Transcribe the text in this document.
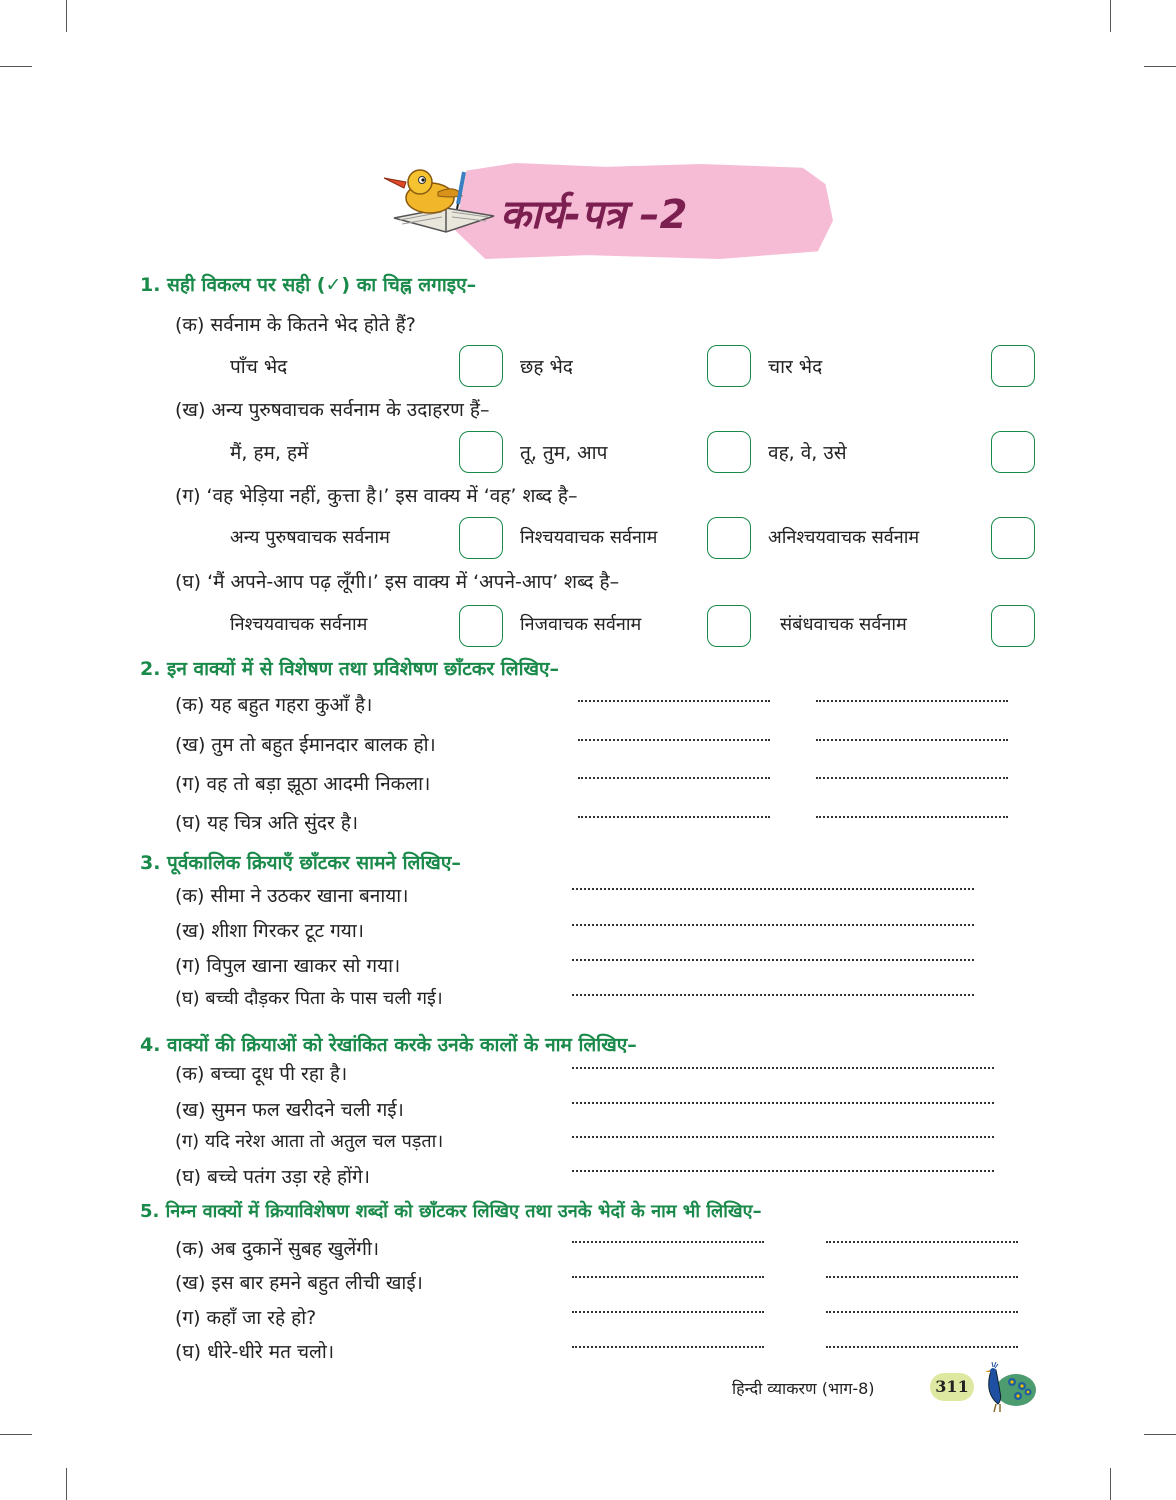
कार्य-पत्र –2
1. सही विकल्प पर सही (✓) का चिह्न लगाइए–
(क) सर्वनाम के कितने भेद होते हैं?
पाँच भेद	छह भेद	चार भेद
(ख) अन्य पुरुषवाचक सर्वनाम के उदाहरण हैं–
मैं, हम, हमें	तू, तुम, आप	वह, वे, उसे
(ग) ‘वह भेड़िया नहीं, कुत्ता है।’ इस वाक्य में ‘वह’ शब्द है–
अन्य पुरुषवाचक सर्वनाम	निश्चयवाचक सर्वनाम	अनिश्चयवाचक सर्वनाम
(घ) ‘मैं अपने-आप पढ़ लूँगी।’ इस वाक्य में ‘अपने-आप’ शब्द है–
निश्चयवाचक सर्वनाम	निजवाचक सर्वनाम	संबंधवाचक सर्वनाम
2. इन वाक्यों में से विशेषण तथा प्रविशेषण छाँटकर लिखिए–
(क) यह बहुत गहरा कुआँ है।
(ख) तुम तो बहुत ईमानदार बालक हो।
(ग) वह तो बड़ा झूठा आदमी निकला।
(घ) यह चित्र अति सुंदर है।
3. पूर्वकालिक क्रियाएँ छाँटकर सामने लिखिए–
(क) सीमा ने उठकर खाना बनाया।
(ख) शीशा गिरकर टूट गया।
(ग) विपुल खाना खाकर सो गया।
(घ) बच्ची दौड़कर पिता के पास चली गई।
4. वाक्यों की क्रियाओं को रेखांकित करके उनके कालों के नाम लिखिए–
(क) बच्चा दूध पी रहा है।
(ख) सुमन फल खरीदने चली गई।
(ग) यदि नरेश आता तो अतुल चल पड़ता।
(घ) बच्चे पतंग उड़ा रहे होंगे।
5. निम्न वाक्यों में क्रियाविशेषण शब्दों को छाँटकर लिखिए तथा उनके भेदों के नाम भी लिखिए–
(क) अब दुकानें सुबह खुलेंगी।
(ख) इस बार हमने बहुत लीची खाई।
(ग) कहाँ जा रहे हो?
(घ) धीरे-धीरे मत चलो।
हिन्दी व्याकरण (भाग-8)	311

######

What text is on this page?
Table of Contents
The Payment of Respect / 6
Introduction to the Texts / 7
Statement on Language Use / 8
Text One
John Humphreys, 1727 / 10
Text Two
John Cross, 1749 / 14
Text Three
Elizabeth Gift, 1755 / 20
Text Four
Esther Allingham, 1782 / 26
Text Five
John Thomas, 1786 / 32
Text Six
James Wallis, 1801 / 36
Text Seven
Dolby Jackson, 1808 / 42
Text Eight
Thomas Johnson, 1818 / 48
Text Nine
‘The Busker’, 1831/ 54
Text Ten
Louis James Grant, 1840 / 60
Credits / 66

######

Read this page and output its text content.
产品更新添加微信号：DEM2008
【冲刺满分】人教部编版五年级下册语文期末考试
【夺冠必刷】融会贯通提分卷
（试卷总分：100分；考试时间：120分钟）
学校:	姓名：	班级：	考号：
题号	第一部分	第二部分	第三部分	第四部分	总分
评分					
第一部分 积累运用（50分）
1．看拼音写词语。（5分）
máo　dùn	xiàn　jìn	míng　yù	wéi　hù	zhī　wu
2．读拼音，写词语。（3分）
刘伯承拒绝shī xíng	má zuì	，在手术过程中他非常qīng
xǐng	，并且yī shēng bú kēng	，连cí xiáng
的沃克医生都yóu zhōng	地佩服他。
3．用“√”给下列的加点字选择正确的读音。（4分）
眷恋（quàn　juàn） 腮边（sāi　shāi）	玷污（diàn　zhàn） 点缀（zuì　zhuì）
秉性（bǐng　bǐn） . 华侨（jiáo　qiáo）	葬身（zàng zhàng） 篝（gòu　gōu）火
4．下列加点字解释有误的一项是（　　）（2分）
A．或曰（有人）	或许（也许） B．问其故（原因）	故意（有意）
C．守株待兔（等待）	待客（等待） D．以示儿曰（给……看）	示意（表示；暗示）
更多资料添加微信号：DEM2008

######

TASK DETAILS: Answer with one number: how many lines in the listing hold "James".

EXPECTED OUTPUT: 2